Aim of the exercise:
Your task is to transcribe the data in full.

== Supplied information

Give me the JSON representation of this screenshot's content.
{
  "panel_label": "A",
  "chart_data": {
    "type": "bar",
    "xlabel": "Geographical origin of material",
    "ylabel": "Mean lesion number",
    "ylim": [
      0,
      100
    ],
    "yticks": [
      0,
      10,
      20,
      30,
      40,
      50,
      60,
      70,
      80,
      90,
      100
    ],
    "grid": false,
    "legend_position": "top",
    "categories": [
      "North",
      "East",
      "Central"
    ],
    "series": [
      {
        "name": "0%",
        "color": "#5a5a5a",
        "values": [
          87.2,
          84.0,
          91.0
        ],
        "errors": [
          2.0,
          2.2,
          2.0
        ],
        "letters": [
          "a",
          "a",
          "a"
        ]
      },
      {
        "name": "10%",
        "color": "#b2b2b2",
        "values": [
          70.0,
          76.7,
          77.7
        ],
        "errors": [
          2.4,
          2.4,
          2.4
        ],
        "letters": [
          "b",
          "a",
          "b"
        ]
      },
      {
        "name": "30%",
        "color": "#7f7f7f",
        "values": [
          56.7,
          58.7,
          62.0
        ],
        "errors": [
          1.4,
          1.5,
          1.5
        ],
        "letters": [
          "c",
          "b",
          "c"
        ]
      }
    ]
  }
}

====

Finished exercise:
Give me the JSON representation of this screenshot's content.
{
  "panel_label": "A",
  "chart_data": {
    "type": "bar",
    "xlabel": "Geographical origin of material",
    "ylabel": "Mean lesion number",
    "ylim": [
      0,
      100
    ],
    "yticks": [
      0,
      10,
      20,
      30,
      40,
      50,
      60,
      70,
      80,
      90,
      100
    ],
    "grid": false,
    "legend_position": "top",
    "categories": [
      "North",
      "East",
      "Central"
    ],
    "series": [
      {
        "name": "0%",
        "color": "#5a5a5a",
        "values": [
          87.2,
          84.0,
          91.0
        ],
        "errors": [
          2.0,
          2.2,
          2.0
        ],
        "letters": [
          "a",
          "a",
          "a"
        ]
      },
      {
        "name": "10%",
        "color": "#b2b2b2",
        "values": [
          70.0,
          76.7,
          77.7
        ],
        "errors": [
          2.4,
          2.4,
          2.4
        ],
        "letters": [
          "b",
          "a",
          "b"
        ]
      },
      {
        "name": "30%",
        "color": "#7f7f7f",
        "values": [
          56.7,
          58.7,
          62.0
        ],
        "errors": [
          1.4,
          1.5,
          1.5
        ],
        "letters": [
          "c",
          "b",
          "c"
        ]
      }
    ]
  }
}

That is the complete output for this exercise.